== BRIEF ==
Take the listing and print it in full, exactly as given.

== DATASET ==
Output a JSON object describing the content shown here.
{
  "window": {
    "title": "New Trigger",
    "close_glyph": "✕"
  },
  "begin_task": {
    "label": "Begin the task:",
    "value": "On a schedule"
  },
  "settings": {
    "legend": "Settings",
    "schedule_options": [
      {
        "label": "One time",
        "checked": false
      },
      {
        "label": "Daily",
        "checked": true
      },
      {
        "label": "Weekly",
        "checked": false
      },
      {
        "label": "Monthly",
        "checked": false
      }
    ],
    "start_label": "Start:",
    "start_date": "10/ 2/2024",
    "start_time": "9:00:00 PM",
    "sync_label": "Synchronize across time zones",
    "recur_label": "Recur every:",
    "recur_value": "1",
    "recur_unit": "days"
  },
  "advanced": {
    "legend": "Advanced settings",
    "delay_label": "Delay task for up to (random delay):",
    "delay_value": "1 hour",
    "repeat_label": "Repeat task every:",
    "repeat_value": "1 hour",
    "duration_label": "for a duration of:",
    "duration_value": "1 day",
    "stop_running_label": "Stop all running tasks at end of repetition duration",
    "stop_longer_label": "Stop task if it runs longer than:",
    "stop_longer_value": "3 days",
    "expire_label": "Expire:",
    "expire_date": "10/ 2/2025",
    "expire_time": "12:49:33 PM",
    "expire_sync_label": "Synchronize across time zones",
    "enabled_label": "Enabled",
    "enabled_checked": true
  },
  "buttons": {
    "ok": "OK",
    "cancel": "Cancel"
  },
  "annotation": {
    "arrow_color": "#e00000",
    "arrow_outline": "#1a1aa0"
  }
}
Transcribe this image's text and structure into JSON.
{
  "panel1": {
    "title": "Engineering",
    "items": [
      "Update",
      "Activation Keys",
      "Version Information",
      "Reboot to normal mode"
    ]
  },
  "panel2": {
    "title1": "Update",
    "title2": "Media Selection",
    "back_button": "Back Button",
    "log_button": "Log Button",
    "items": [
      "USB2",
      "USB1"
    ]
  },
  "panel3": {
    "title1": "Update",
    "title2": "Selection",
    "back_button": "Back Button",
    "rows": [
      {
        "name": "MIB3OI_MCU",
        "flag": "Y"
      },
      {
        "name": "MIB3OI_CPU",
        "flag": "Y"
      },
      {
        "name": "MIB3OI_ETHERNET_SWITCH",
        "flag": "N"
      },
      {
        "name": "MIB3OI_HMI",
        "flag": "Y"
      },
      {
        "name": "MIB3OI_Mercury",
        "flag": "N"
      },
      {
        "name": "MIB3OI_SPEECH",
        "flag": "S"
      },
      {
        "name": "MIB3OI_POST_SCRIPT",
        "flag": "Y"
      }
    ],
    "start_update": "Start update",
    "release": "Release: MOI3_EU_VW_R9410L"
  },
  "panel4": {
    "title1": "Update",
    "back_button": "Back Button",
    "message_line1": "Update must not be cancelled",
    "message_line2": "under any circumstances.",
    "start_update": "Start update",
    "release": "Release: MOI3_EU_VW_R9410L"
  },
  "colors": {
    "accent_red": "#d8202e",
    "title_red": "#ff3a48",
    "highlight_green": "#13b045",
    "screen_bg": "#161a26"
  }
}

== WRITTEN REPLY ==
Output a JSON object describing the content shown here.
{
  "window": {
    "title": "New Trigger",
    "close_glyph": "✕"
  },
  "begin_task": {
    "label": "Begin the task:",
    "value": "On a schedule"
  },
  "settings": {
    "legend": "Settings",
    "schedule_options": [
      {
        "label": "One time",
        "checked": false
      },
      {
        "label": "Daily",
        "checked": true
      },
      {
        "label": "Weekly",
        "checked": false
      },
      {
        "label": "Monthly",
        "checked": false
      }
    ],
    "start_label": "Start:",
    "start_date": "10/ 2/2024",
    "start_time": "9:00:00 PM",
    "sync_label": "Synchronize across time zones",
    "recur_label": "Recur every:",
    "recur_value": "1",
    "recur_unit": "days"
  },
  "advanced": {
    "legend": "Advanced settings",
    "delay_label": "Delay task for up to (random delay):",
    "delay_value": "1 hour",
    "repeat_label": "Repeat task every:",
    "repeat_value": "1 hour",
    "duration_label": "for a duration of:",
    "duration_value": "1 day",
    "stop_running_label": "Stop all running tasks at end of repetition duration",
    "stop_longer_label": "Stop task if it runs longer than:",
    "stop_longer_value": "3 days",
    "expire_label": "Expire:",
    "expire_date": "10/ 2/2025",
    "expire_time": "12:49:33 PM",
    "expire_sync_label": "Synchronize across time zones",
    "enabled_label": "Enabled",
    "enabled_checked": true
  },
  "buttons": {
    "ok": "OK",
    "cancel": "Cancel"
  },
  "annotation": {
    "arrow_color": "#e00000",
    "arrow_outline": "#1a1aa0"
  }
}
Transcribe this image's text and structure into JSON.
{
  "panel1": {
    "title": "Engineering",
    "items": [
      "Update",
      "Activation Keys",
      "Version Information",
      "Reboot to normal mode"
    ]
  },
  "panel2": {
    "title1": "Update",
    "title2": "Media Selection",
    "back_button": "Back Button",
    "log_button": "Log Button",
    "items": [
      "USB2",
      "USB1"
    ]
  },
  "panel3": {
    "title1": "Update",
    "title2": "Selection",
    "back_button": "Back Button",
    "rows": [
      {
        "name": "MIB3OI_MCU",
        "flag": "Y"
      },
      {
        "name": "MIB3OI_CPU",
        "flag": "Y"
      },
      {
        "name": "MIB3OI_ETHERNET_SWITCH",
        "flag": "N"
      },
      {
        "name": "MIB3OI_HMI",
        "flag": "Y"
      },
      {
        "name": "MIB3OI_Mercury",
        "flag": "N"
      },
      {
        "name": "MIB3OI_SPEECH",
        "flag": "S"
      },
      {
        "name": "MIB3OI_POST_SCRIPT",
        "flag": "Y"
      }
    ],
    "start_update": "Start update",
    "release": "Release: MOI3_EU_VW_R9410L"
  },
  "panel4": {
    "title1": "Update",
    "back_button": "Back Button",
    "message_line1": "Update must not be cancelled",
    "message_line2": "under any circumstances.",
    "start_update": "Start update",
    "release": "Release: MOI3_EU_VW_R9410L"
  },
  "colors": {
    "accent_red": "#d8202e",
    "title_red": "#ff3a48",
    "highlight_green": "#13b045",
    "screen_bg": "#161a26"
  }
}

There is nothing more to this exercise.